[Structured page parsing data]
▬▬▬▬▬▬▬▬▬▬

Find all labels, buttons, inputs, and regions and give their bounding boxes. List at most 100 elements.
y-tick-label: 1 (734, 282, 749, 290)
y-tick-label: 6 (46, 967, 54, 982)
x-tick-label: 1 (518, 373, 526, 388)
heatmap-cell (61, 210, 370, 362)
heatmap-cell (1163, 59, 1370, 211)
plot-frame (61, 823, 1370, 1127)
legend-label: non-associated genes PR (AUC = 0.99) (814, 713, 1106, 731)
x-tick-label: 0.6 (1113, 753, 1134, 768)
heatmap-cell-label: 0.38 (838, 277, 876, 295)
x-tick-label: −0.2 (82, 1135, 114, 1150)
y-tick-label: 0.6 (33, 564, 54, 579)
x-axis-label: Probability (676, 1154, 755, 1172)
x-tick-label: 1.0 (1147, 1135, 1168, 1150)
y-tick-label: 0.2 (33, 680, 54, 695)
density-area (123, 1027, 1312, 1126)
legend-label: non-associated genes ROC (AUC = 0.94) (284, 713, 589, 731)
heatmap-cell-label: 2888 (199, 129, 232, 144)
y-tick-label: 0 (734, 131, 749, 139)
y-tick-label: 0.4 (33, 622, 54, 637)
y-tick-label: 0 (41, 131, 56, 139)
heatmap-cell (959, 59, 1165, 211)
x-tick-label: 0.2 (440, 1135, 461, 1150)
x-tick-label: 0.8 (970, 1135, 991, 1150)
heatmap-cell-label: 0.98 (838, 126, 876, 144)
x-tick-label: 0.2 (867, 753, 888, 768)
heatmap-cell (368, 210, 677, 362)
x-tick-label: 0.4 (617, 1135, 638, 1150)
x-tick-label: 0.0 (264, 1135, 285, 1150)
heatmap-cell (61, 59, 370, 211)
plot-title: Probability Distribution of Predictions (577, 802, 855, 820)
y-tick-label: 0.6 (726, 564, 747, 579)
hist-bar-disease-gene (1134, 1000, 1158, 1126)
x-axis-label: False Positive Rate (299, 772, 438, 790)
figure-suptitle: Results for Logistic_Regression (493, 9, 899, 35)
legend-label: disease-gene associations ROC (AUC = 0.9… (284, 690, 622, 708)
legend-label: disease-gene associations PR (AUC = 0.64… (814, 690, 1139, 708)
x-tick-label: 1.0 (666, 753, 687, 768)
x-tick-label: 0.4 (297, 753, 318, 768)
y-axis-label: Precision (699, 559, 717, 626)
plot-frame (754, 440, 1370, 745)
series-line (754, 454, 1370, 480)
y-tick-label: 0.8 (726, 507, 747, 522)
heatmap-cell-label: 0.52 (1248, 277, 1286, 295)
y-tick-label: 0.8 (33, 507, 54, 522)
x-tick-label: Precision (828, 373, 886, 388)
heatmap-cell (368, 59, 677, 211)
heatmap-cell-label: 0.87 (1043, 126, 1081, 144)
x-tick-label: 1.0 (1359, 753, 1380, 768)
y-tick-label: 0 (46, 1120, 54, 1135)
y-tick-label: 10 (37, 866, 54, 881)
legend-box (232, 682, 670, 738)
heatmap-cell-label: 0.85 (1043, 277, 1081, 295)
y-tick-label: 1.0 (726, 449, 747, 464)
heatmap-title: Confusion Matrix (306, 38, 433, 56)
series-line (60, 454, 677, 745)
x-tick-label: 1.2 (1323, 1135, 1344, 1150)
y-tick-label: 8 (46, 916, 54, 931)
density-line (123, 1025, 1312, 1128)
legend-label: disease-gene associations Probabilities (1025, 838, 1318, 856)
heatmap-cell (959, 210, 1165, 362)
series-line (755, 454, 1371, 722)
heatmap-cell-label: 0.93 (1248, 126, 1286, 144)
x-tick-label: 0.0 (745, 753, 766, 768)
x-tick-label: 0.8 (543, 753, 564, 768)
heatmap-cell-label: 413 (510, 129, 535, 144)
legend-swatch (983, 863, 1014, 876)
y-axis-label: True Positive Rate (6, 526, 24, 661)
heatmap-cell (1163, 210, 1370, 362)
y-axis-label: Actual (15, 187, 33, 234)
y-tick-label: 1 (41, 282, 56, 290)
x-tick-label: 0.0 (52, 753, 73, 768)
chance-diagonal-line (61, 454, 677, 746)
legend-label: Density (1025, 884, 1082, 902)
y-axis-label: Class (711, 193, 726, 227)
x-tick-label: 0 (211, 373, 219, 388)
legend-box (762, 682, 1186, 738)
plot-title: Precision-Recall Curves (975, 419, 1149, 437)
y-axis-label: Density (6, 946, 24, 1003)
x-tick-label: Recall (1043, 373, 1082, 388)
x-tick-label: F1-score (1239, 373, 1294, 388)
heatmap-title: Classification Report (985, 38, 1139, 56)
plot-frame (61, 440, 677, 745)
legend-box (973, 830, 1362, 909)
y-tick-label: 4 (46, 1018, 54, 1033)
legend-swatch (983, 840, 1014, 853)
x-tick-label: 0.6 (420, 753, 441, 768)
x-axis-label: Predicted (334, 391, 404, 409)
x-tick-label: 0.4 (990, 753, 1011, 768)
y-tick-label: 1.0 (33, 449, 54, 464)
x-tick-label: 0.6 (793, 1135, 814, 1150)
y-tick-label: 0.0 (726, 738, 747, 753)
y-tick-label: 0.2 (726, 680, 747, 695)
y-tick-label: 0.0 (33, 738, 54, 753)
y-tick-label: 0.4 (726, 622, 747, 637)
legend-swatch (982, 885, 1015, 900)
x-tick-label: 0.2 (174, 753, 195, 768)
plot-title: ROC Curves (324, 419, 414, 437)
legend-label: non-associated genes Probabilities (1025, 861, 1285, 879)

▬▬▬▬▬▬▬▬▬▬

◆ Your objective: Using the records above, count the lines containing "Rate". Give no words besides the number.

◆ Worked solution: 2